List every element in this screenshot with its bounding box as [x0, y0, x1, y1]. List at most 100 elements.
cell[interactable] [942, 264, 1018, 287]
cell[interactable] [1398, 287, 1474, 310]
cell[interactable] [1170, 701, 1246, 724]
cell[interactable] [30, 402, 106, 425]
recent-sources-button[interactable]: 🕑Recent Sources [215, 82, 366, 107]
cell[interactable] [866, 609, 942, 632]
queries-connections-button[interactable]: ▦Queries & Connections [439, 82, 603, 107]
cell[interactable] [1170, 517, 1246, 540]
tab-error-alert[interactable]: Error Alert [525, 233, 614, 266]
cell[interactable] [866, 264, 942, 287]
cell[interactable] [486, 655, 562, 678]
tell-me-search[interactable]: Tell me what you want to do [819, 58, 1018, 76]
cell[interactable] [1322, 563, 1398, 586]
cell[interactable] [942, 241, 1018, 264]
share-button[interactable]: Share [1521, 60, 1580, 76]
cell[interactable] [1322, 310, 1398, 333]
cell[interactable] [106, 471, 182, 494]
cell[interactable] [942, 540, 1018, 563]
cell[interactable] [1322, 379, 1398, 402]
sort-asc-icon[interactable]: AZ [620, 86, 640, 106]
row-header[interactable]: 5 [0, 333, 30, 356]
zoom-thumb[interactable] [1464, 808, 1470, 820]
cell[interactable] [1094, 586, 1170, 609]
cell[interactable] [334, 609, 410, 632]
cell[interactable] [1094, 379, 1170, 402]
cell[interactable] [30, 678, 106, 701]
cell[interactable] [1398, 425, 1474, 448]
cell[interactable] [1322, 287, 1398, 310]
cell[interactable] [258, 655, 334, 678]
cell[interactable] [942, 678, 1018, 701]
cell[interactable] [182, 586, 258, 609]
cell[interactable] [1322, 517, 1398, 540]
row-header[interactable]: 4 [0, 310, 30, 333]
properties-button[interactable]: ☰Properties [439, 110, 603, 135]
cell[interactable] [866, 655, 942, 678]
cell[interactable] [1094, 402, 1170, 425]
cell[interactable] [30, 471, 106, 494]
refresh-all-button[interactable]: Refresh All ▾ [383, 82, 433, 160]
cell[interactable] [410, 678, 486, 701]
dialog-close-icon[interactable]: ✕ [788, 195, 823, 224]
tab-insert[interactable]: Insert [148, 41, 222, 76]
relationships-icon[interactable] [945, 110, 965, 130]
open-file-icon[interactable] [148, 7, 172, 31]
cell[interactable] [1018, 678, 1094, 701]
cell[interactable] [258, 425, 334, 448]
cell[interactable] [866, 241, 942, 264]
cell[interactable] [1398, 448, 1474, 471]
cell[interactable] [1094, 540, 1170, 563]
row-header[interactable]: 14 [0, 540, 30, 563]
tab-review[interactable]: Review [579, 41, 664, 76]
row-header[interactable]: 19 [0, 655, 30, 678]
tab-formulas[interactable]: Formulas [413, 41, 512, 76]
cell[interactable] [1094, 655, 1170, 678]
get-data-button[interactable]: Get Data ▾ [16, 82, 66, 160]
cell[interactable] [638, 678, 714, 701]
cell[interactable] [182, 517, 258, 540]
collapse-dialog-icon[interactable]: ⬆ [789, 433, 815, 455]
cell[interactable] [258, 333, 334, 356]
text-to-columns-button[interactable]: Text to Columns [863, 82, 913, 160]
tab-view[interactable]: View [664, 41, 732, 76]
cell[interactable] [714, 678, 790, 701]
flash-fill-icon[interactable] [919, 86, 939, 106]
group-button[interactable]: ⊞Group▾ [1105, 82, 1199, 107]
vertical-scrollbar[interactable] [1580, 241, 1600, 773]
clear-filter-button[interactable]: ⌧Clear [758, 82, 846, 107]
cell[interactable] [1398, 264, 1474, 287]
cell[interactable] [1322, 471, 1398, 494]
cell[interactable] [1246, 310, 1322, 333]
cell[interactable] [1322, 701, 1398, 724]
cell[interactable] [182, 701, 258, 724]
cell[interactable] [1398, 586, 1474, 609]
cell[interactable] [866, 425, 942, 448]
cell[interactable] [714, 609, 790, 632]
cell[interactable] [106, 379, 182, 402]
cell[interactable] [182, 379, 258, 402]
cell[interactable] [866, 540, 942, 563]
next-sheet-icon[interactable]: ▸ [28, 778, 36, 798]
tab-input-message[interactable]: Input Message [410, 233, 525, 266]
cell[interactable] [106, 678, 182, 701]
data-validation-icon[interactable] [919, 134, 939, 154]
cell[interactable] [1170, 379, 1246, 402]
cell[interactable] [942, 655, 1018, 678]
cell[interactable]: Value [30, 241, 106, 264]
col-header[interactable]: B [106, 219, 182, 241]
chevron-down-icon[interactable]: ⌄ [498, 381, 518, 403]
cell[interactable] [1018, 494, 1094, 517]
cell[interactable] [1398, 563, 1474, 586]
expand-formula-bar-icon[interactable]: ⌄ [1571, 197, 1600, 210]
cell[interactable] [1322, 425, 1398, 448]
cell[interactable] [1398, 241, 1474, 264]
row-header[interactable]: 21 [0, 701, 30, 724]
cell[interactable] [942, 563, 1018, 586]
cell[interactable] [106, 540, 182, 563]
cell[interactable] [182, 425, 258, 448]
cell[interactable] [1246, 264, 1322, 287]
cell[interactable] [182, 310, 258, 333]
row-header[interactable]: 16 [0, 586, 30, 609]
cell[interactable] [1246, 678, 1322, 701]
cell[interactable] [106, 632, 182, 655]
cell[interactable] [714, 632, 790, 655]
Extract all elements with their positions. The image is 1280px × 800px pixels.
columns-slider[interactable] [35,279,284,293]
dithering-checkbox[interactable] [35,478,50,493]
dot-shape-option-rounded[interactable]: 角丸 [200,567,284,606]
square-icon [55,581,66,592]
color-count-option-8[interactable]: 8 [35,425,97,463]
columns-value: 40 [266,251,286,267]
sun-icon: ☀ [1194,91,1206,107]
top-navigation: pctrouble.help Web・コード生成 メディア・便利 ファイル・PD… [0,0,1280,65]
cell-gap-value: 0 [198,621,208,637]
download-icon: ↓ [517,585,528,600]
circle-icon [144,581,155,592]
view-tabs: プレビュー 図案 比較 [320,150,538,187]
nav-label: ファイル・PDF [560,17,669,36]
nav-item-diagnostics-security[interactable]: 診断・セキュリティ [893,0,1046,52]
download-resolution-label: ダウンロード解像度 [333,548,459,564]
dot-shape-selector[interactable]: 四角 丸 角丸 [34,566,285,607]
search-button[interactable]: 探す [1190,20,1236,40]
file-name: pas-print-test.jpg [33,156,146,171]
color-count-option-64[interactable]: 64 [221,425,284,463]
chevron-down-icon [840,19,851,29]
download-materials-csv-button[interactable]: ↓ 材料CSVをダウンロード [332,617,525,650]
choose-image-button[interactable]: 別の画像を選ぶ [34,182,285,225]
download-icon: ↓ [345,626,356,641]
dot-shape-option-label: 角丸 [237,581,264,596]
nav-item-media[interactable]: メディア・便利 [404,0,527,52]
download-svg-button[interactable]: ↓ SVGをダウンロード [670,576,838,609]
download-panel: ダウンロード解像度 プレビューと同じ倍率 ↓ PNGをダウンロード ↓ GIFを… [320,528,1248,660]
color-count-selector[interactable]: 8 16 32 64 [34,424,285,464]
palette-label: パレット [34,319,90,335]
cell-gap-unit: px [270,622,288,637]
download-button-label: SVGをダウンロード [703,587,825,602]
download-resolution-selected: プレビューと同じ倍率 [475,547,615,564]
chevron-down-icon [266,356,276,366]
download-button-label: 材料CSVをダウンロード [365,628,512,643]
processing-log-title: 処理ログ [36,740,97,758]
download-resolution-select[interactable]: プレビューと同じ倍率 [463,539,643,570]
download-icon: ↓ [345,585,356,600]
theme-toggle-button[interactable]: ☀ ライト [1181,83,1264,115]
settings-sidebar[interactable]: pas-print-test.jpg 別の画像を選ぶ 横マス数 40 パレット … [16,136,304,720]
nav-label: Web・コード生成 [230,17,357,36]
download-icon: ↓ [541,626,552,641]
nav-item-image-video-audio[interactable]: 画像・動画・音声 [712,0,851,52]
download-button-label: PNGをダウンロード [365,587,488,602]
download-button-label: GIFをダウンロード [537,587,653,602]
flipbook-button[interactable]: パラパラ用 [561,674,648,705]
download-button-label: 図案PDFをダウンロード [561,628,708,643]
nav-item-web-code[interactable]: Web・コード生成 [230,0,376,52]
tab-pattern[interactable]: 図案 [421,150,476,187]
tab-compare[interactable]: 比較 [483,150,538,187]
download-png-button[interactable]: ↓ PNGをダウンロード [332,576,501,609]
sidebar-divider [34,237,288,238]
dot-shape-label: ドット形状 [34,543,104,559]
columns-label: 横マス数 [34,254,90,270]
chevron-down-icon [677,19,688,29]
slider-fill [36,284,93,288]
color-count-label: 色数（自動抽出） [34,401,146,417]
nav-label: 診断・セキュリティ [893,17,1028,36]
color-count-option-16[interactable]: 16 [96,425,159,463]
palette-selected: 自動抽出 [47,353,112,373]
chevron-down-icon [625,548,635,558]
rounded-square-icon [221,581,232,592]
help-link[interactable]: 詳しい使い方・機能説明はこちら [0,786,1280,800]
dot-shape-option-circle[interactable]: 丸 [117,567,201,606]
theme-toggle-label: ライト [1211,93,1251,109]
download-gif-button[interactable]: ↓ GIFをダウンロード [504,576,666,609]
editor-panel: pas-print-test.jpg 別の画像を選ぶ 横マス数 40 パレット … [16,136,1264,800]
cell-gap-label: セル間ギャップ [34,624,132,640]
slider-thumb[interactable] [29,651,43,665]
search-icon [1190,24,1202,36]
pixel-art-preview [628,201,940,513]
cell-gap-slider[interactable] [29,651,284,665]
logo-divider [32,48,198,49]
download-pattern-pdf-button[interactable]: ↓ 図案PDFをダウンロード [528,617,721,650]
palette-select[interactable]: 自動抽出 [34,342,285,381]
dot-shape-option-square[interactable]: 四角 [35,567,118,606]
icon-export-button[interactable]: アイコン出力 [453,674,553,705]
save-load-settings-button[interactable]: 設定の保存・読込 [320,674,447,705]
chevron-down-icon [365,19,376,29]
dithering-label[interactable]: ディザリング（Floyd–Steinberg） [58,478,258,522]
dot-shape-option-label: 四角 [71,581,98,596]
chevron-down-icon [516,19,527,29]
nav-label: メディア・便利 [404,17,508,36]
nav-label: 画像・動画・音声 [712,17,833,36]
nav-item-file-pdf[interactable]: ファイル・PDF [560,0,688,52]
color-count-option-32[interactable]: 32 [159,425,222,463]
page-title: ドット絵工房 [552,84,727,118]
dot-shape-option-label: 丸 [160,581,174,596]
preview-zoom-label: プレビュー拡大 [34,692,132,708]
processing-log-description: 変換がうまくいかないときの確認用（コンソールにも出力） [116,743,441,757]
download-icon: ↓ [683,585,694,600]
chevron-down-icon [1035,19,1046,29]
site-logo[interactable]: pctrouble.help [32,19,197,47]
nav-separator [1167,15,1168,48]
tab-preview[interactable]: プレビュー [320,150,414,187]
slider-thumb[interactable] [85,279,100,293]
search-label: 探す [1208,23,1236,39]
______
Exercise details: Arrange the lines of the records as a JSON list of strings, one string per line and leaving out blank lines, starting at the beginning of the records and ending at the line that contains "cell[interactable] [1170, 701, 1246, 724]".

Result for this exercise:
[
  "List every element in this screenshot with its bounding box as [x0, y0, x1, y1]. List at most 100 elements.",
  "cell[interactable] [942, 264, 1018, 287]",
  "cell[interactable] [1398, 287, 1474, 310]",
  "cell[interactable] [1170, 701, 1246, 724]"
]